Description of the task. Copy out all lines that hold "Chinese".

::: Recorded data :::

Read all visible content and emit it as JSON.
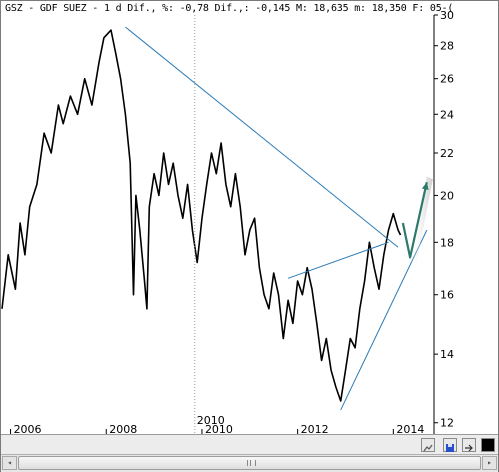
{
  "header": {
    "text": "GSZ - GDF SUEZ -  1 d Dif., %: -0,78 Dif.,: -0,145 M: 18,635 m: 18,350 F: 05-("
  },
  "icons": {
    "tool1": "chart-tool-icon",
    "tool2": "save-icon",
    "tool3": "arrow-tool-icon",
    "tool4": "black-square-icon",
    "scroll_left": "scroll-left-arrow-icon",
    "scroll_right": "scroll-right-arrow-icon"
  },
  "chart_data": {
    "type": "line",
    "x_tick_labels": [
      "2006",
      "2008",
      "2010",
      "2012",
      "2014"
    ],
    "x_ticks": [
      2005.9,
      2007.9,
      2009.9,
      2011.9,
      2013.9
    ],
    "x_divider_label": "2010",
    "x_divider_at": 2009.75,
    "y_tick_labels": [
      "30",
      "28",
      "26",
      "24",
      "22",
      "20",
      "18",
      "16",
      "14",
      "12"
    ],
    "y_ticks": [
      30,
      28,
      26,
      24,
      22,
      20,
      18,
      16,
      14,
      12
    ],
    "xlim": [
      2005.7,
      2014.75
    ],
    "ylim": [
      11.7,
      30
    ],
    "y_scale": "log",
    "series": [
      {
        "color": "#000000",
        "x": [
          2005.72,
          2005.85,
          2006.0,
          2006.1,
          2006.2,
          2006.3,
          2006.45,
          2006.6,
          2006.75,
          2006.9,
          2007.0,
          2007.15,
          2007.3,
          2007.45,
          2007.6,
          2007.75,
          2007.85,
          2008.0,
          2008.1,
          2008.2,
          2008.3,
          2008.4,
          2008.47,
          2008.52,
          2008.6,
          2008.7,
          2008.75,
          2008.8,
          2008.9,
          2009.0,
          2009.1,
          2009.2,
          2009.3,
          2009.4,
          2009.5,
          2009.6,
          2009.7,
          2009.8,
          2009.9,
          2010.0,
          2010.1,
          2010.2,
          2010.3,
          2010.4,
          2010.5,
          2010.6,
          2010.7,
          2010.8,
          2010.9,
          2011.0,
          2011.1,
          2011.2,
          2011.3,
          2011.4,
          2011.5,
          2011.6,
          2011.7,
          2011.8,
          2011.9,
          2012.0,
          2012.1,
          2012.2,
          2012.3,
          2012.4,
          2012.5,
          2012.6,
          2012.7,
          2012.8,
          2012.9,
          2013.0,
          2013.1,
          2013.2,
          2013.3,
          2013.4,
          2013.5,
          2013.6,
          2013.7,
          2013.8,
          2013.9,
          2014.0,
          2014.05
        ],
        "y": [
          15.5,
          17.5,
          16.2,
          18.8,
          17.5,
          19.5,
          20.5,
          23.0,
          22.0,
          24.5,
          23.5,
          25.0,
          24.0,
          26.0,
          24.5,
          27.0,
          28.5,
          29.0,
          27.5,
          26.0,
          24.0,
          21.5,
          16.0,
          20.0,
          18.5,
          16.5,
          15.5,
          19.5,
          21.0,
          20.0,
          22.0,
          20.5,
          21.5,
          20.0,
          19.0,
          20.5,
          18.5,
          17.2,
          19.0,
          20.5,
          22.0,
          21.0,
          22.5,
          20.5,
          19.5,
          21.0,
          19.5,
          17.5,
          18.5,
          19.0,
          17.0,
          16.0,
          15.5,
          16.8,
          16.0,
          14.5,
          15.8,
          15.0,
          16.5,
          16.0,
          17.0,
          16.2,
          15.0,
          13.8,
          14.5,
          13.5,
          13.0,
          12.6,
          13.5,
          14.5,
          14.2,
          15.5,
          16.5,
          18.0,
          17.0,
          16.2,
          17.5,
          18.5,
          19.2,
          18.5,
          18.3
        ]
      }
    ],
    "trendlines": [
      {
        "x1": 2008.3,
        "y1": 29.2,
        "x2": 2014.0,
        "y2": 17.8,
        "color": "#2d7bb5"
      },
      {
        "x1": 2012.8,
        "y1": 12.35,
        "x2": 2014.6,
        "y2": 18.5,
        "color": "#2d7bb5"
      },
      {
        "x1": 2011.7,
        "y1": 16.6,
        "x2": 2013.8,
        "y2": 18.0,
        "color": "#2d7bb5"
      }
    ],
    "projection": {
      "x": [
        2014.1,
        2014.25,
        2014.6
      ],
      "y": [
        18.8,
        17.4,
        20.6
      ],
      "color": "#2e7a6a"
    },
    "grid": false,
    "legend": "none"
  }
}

:::
::: Recorded data :::

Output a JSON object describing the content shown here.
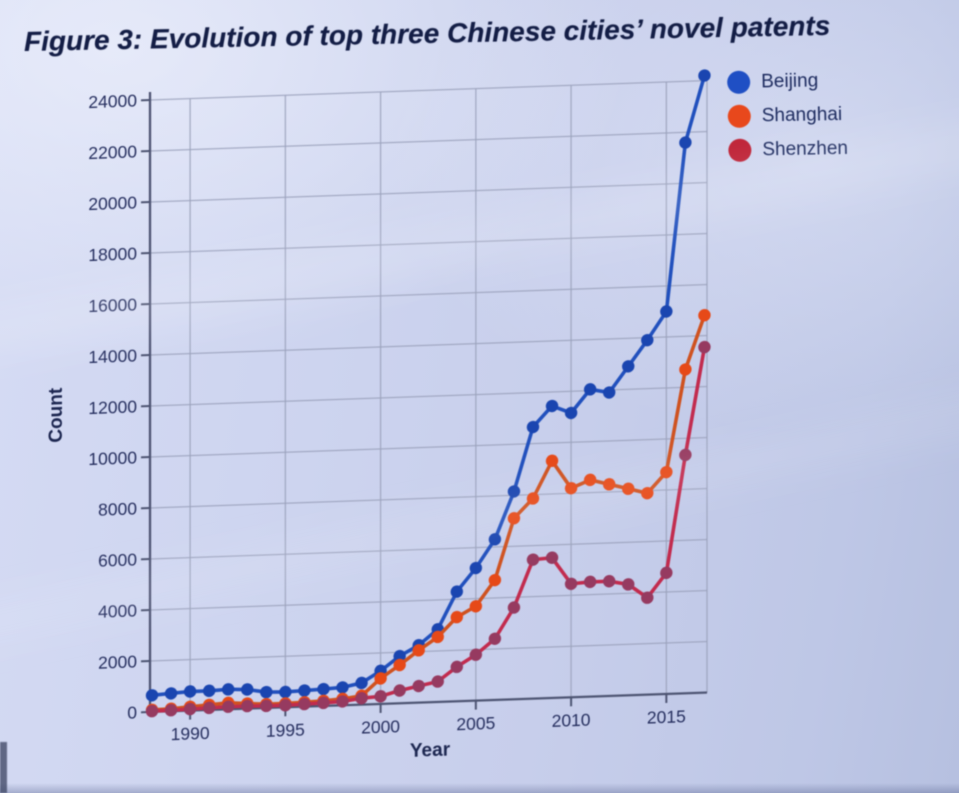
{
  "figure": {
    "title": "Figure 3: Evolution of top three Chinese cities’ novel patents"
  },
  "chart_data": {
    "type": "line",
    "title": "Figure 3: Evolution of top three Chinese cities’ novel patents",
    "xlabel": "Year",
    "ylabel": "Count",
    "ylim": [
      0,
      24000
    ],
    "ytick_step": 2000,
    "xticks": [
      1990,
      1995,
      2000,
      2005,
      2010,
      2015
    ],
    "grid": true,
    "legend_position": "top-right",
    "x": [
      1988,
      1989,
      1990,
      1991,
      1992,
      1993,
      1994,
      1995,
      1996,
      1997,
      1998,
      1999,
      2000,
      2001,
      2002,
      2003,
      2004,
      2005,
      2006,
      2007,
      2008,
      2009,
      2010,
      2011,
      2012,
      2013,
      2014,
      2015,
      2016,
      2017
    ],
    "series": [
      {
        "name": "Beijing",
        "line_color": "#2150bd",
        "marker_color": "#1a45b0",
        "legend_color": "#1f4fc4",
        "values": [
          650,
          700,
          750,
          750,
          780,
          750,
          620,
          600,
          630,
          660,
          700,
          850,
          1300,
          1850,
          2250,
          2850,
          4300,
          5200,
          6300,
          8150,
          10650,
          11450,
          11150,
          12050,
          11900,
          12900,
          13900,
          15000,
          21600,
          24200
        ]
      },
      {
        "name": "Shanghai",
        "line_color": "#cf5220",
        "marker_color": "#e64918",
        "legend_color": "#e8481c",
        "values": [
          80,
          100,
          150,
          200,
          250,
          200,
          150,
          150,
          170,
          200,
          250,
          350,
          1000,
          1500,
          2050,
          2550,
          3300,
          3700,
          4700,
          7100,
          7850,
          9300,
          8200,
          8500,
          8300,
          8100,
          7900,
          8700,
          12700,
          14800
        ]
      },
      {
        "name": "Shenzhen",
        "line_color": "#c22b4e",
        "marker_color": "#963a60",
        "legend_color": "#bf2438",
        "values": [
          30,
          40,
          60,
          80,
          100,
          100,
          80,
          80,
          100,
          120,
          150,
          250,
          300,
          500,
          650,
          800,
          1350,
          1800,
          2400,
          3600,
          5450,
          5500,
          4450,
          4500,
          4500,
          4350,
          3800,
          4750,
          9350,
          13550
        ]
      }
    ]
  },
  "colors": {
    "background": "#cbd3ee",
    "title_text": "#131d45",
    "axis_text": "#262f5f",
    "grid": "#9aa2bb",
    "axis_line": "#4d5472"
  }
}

:::

Task output.
    "title": "Figure 3: Evolution of top three Chinese cities’ novel patents"
    "title": "Figure 3: Evolution of top three Chinese cities’ novel patents",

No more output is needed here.